(Goal) Gather every line below where "horizontal" appears.
[start Supplied material]
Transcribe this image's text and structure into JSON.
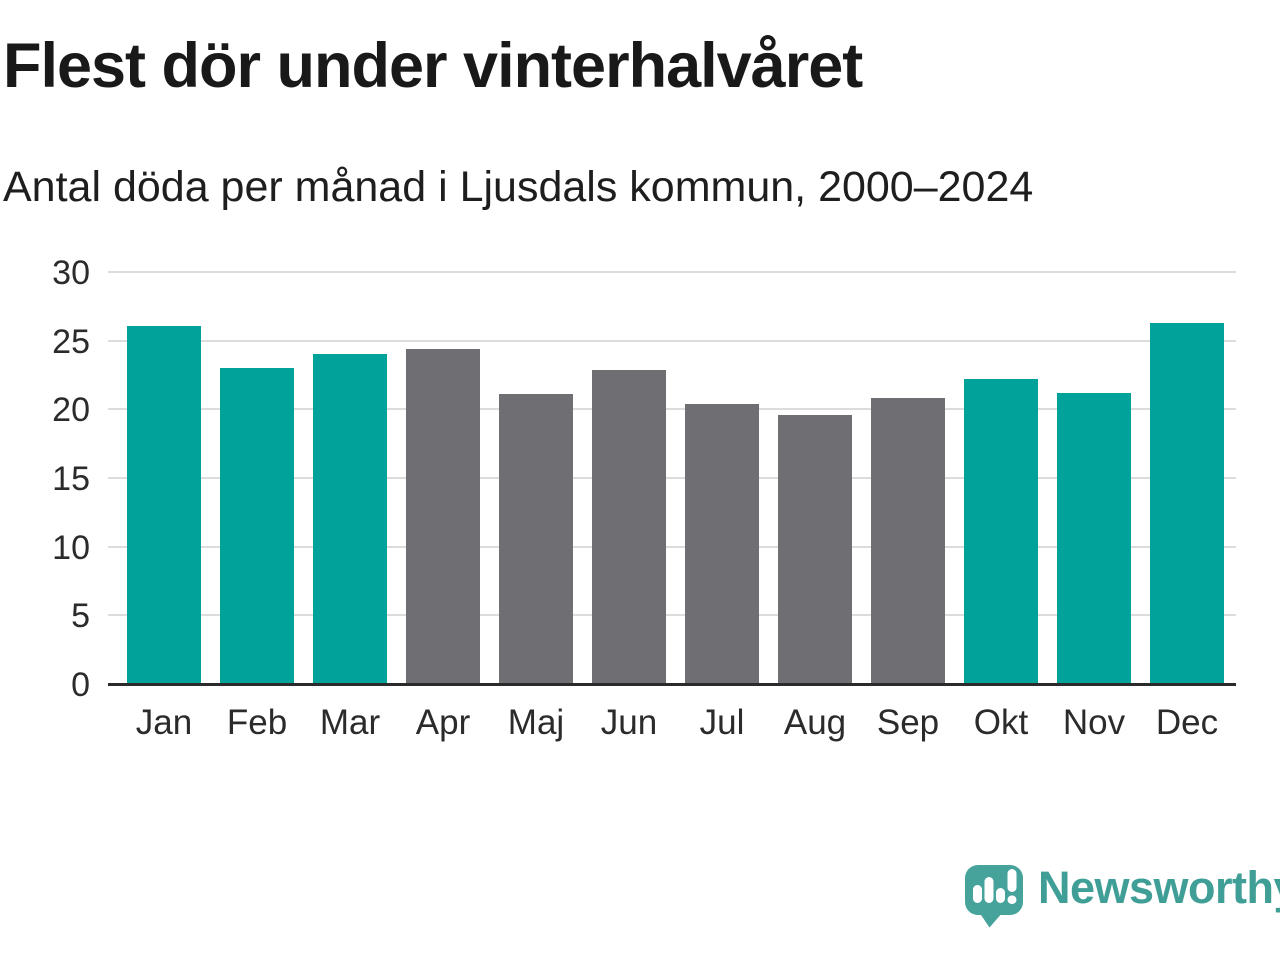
{
  "header": {
    "title": "Flest dör under vinterhalvåret",
    "subtitle": "Antal döda per månad i Ljusdals kommun, 2000–2024"
  },
  "chart_data": {
    "type": "bar",
    "title": "Flest dör under vinterhalvåret",
    "subtitle": "Antal döda per månad i Ljusdals kommun, 2000–2024",
    "categories": [
      "Jan",
      "Feb",
      "Mar",
      "Apr",
      "Maj",
      "Jun",
      "Jul",
      "Aug",
      "Sep",
      "Okt",
      "Nov",
      "Dec"
    ],
    "series": [
      {
        "name": "Antal döda per månad",
        "values": [
          26.1,
          23.0,
          24.0,
          24.4,
          21.1,
          22.9,
          20.4,
          19.6,
          20.8,
          22.2,
          21.2,
          26.3
        ]
      }
    ],
    "bar_color_keys": [
      "winter",
      "winter",
      "winter",
      "summer",
      "summer",
      "summer",
      "summer",
      "summer",
      "summer",
      "winter",
      "winter",
      "winter"
    ],
    "colors": {
      "winter": "#00a29a",
      "summer": "#6e6e73"
    },
    "xlabel": "",
    "ylabel": "",
    "ylim": [
      0,
      30
    ],
    "yticks": [
      0,
      5,
      10,
      15,
      20,
      25,
      30
    ],
    "grid": "horizontal",
    "legend": "none",
    "gridline_color": "#dcdcdc",
    "baseline_color": "#2b2b2b"
  },
  "footer": {
    "brand": "Newsworthy",
    "brand_color": "#3f9e96",
    "icon_color": "#46a39c",
    "logo_icon": "newsworthy-speech-bubble-bar-chart-icon"
  }
}
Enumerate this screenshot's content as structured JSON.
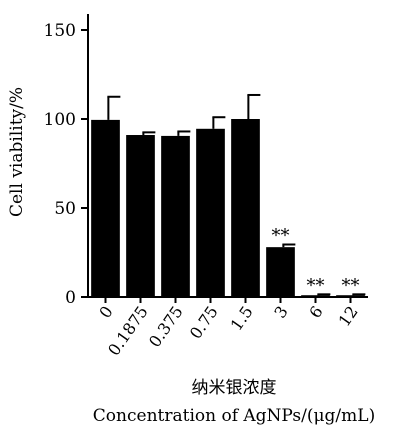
{
  "chart_data": {
    "type": "bar",
    "categories": [
      "0",
      "0.1875",
      "0.375",
      "0.75",
      "1.5",
      "3",
      "6",
      "12"
    ],
    "values": [
      99.5,
      91,
      90.5,
      94.5,
      100,
      28,
      1,
      1
    ],
    "errors": [
      13,
      1.5,
      2.5,
      6.5,
      13.5,
      1.5,
      0.5,
      0.5
    ],
    "annotations": [
      "",
      "",
      "",
      "",
      "",
      "**",
      "**",
      "**"
    ],
    "ylabel": "Cell viability/%",
    "xlabel_cn": "纳米银浓度",
    "xlabel": "Concentration of AgNPs/(μg/mL)",
    "ylim": [
      0,
      150
    ],
    "yticks": [
      "0",
      "50",
      "100",
      "150"
    ],
    "grid": false,
    "bar_color": "#000000"
  }
}
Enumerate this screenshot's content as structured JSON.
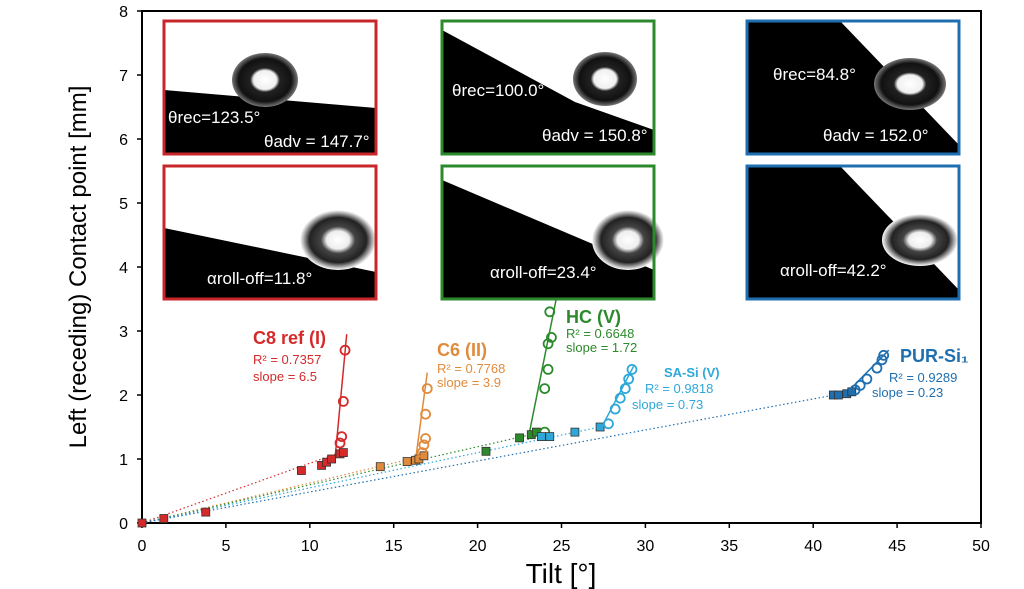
{
  "chart_data": {
    "type": "scatter",
    "xlabel": "Tilt [°]",
    "ylabel": "Left (receding) Contact point [mm]",
    "xlim": [
      0,
      50
    ],
    "ylim": [
      0,
      8
    ],
    "x_ticks": [
      "0",
      "5",
      "10",
      "15",
      "20",
      "25",
      "30",
      "35",
      "40",
      "45",
      "50"
    ],
    "y_ticks": [
      "0",
      "1",
      "2",
      "3",
      "4",
      "5",
      "6",
      "7",
      "8"
    ],
    "grid": false,
    "series": [
      {
        "name": "C8 ref (I)",
        "color": "#d42a2a",
        "r2": "R² = 0.7357",
        "slope": "slope = 6.5",
        "squares": [
          [
            0,
            0
          ],
          [
            1.3,
            0.07
          ],
          [
            3.8,
            0.17
          ],
          [
            9.5,
            0.82
          ],
          [
            10.7,
            0.9
          ],
          [
            11.0,
            0.95
          ],
          [
            11.3,
            1.0
          ],
          [
            11.8,
            1.08
          ],
          [
            12.0,
            1.1
          ]
        ],
        "circles": [
          [
            11.8,
            1.25
          ],
          [
            11.9,
            1.35
          ],
          [
            12.0,
            1.9
          ],
          [
            12.1,
            2.7
          ]
        ],
        "fit_through_origin": [
          [
            0,
            0
          ],
          [
            12.0,
            1.12
          ]
        ],
        "steep_fit": [
          [
            11.5,
            1.0
          ],
          [
            12.2,
            2.95
          ]
        ]
      },
      {
        "name": "C6 (II)",
        "color": "#e08b3c",
        "r2": "R² = 0.7768",
        "slope": "slope = 3.9",
        "squares": [
          [
            14.2,
            0.88
          ],
          [
            15.8,
            0.96
          ],
          [
            16.3,
            0.98
          ],
          [
            16.5,
            1.0
          ],
          [
            16.8,
            1.05
          ]
        ],
        "circles": [
          [
            16.7,
            1.1
          ],
          [
            16.8,
            1.22
          ],
          [
            16.9,
            1.32
          ],
          [
            16.9,
            1.7
          ],
          [
            17.0,
            2.1
          ]
        ],
        "fit_through_origin": [
          [
            0,
            0
          ],
          [
            16.8,
            1.05
          ]
        ],
        "steep_fit": [
          [
            16.3,
            0.98
          ],
          [
            17.0,
            2.35
          ]
        ]
      },
      {
        "name": "HC (V)",
        "color": "#2c8a2c",
        "r2": "R² = 0.6648",
        "slope": "slope = 1.72",
        "squares": [
          [
            20.5,
            1.12
          ],
          [
            22.5,
            1.33
          ],
          [
            23.2,
            1.38
          ],
          [
            23.5,
            1.42
          ]
        ],
        "circles": [
          [
            24.0,
            1.42
          ],
          [
            24.0,
            2.1
          ],
          [
            24.2,
            2.4
          ],
          [
            24.2,
            2.8
          ],
          [
            24.4,
            2.9
          ],
          [
            24.3,
            3.3
          ],
          [
            24.5,
            3.6
          ]
        ],
        "fit_through_origin": [
          [
            0,
            0
          ],
          [
            23.5,
            1.4
          ]
        ],
        "steep_fit": [
          [
            23.0,
            1.3
          ],
          [
            24.8,
            3.65
          ]
        ]
      },
      {
        "name": "SA-Si (V)",
        "color": "#2ea8d8",
        "r2": "R² = 0.9818",
        "slope": "slope = 0.73",
        "squares": [
          [
            23.8,
            1.35
          ],
          [
            24.3,
            1.35
          ],
          [
            25.8,
            1.42
          ],
          [
            27.3,
            1.5
          ]
        ],
        "circles": [
          [
            27.8,
            1.55
          ],
          [
            28.2,
            1.78
          ],
          [
            28.5,
            1.95
          ],
          [
            28.8,
            2.1
          ],
          [
            29.0,
            2.25
          ],
          [
            29.2,
            2.4
          ]
        ],
        "fit_through_origin": [
          [
            0,
            0
          ],
          [
            27.3,
            1.5
          ]
        ],
        "steep_fit": [
          [
            27.3,
            1.45
          ],
          [
            29.3,
            2.45
          ]
        ]
      },
      {
        "name": "PUR-Si₁",
        "color": "#1f6fb0",
        "r2": "R² = 0.9289",
        "slope": "slope = 0.23",
        "squares": [
          [
            41.2,
            2.0
          ],
          [
            41.5,
            2.0
          ],
          [
            42.0,
            2.02
          ],
          [
            42.3,
            2.05
          ]
        ],
        "circles": [
          [
            42.5,
            2.08
          ],
          [
            42.8,
            2.15
          ],
          [
            43.2,
            2.25
          ],
          [
            43.8,
            2.42
          ],
          [
            44.1,
            2.55
          ],
          [
            44.2,
            2.62
          ]
        ],
        "fit_through_origin": [
          [
            0,
            0
          ],
          [
            42.3,
            2.05
          ]
        ],
        "steep_fit": [
          [
            41.8,
            1.98
          ],
          [
            44.5,
            2.7
          ]
        ]
      }
    ],
    "insets": [
      {
        "color": "#c8262a",
        "labels": [
          "θrec=123.5°",
          "θadv = 147.7°"
        ]
      },
      {
        "color": "#2c8a2c",
        "labels": [
          "θrec=100.0°",
          "θadv = 150.8°"
        ]
      },
      {
        "color": "#1f6fb0",
        "labels": [
          "θrec=84.8°",
          "θadv = 152.0°"
        ]
      },
      {
        "color": "#c8262a",
        "labels": [
          "αroll-off=11.8°"
        ]
      },
      {
        "color": "#2c8a2c",
        "labels": [
          "αroll-off=23.4°"
        ]
      },
      {
        "color": "#1f6fb0",
        "labels": [
          "αroll-off=42.2°"
        ]
      }
    ]
  }
}
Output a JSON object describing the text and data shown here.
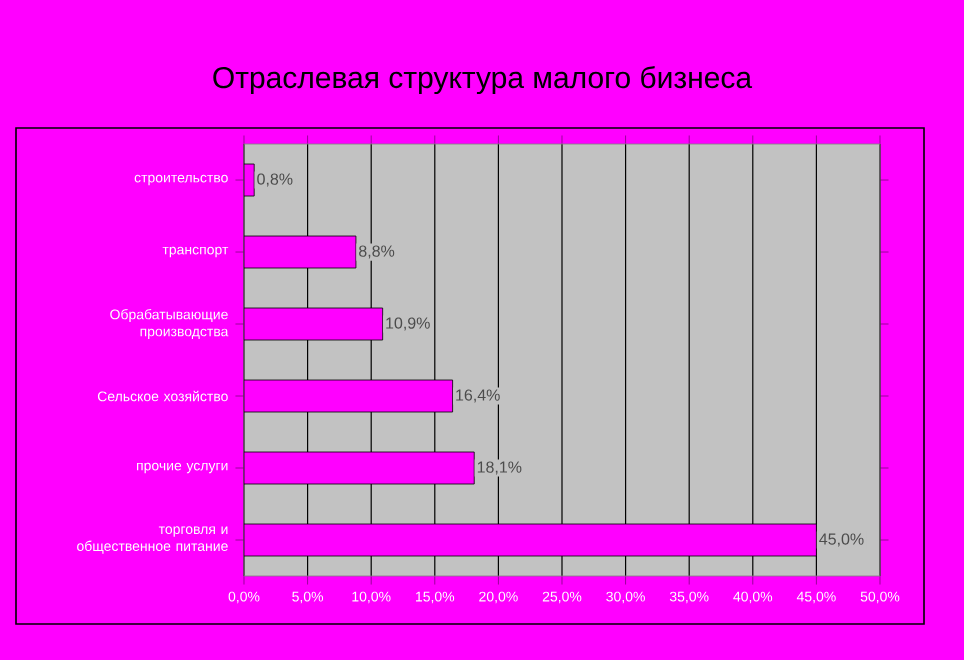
{
  "chart_data": {
    "type": "bar",
    "orientation": "horizontal",
    "title": "Отраслевая структура малого бизнеса",
    "categories": [
      "строительство",
      "транспорт",
      "Обрабатывающие производства",
      "Сельское хозяйство",
      "прочие услуги",
      "торговля и общественное питание"
    ],
    "values": [
      0.8,
      8.8,
      10.9,
      16.4,
      18.1,
      45.0
    ],
    "value_labels": [
      "0,8%",
      "8,8%",
      "10,9%",
      "16,4%",
      "18,1%",
      "45,0%"
    ],
    "color": "#ff00ff",
    "xlim": [
      0,
      50
    ],
    "xticks": [
      {
        "value": 0,
        "label": "0,0%"
      },
      {
        "value": 5,
        "label": "5,0%"
      },
      {
        "value": 10,
        "label": "10,0%"
      },
      {
        "value": 15,
        "label": "15,0%"
      },
      {
        "value": 20,
        "label": "20,0%"
      },
      {
        "value": 25,
        "label": "25,0%"
      },
      {
        "value": 30,
        "label": "30,0%"
      },
      {
        "value": 35,
        "label": "35,0%"
      },
      {
        "value": 40,
        "label": "40,0%"
      },
      {
        "value": 45,
        "label": "45,0%"
      },
      {
        "value": 50,
        "label": "50,0%"
      }
    ],
    "grid": "x"
  }
}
[end Supplied material]
(Result of this task)
    "grid": "horizontal",
    "orientation": "horizontal",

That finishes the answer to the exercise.